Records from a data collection
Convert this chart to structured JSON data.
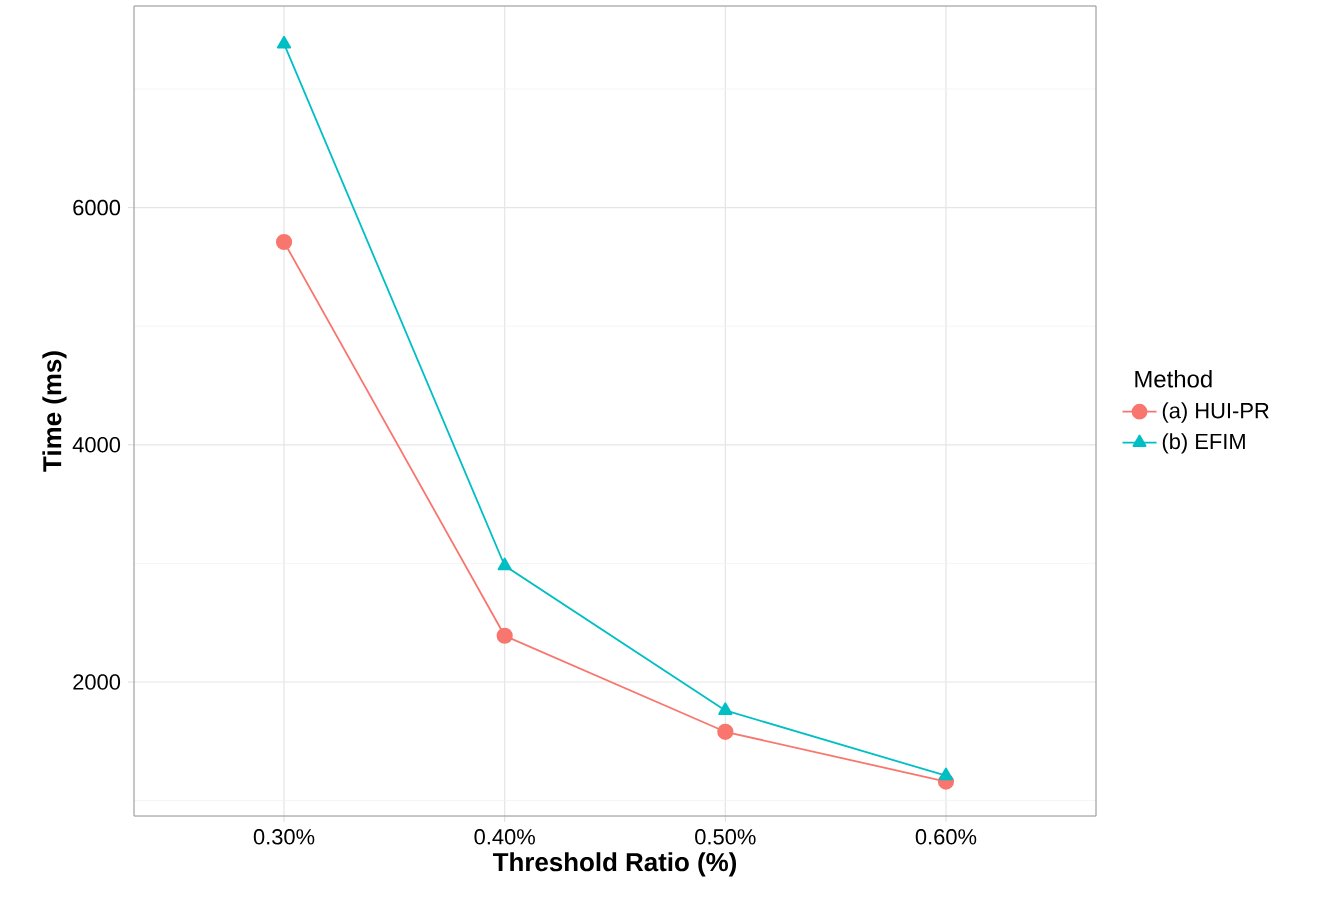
{
  "chart_data": {
    "type": "line",
    "xlabel": "Threshold Ratio (%)",
    "ylabel": "Time (ms)",
    "legend_title": "Method",
    "categories": [
      "0.30%",
      "0.40%",
      "0.50%",
      "0.60%"
    ],
    "series": [
      {
        "name": "(a) HUI-PR",
        "color": "#f8766d",
        "marker": "circle",
        "values": [
          5710,
          2390,
          1580,
          1160
        ]
      },
      {
        "name": "(b) EFIM",
        "color": "#00bfc4",
        "marker": "triangle",
        "values": [
          7380,
          2980,
          1760,
          1210
        ]
      }
    ],
    "ylim": [
      870,
      7700
    ],
    "yticks": [
      2000,
      4000,
      6000
    ],
    "grid": true,
    "legend": "right",
    "line_style": "solid"
  }
}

What this task involves:
Extract every line of the data exactly; pictures stay out.

Answer below:
Convert this chart to structured JSON data.
{
  "chart_data": {
    "type": "line",
    "xlabel": "Threshold Ratio (%)",
    "ylabel": "Time (ms)",
    "legend_title": "Method",
    "categories": [
      "0.30%",
      "0.40%",
      "0.50%",
      "0.60%"
    ],
    "series": [
      {
        "name": "(a) HUI-PR",
        "color": "#f8766d",
        "marker": "circle",
        "values": [
          5710,
          2390,
          1580,
          1160
        ]
      },
      {
        "name": "(b) EFIM",
        "color": "#00bfc4",
        "marker": "triangle",
        "values": [
          7380,
          2980,
          1760,
          1210
        ]
      }
    ],
    "ylim": [
      870,
      7700
    ],
    "yticks": [
      2000,
      4000,
      6000
    ],
    "grid": true,
    "legend": "right",
    "line_style": "solid"
  }
}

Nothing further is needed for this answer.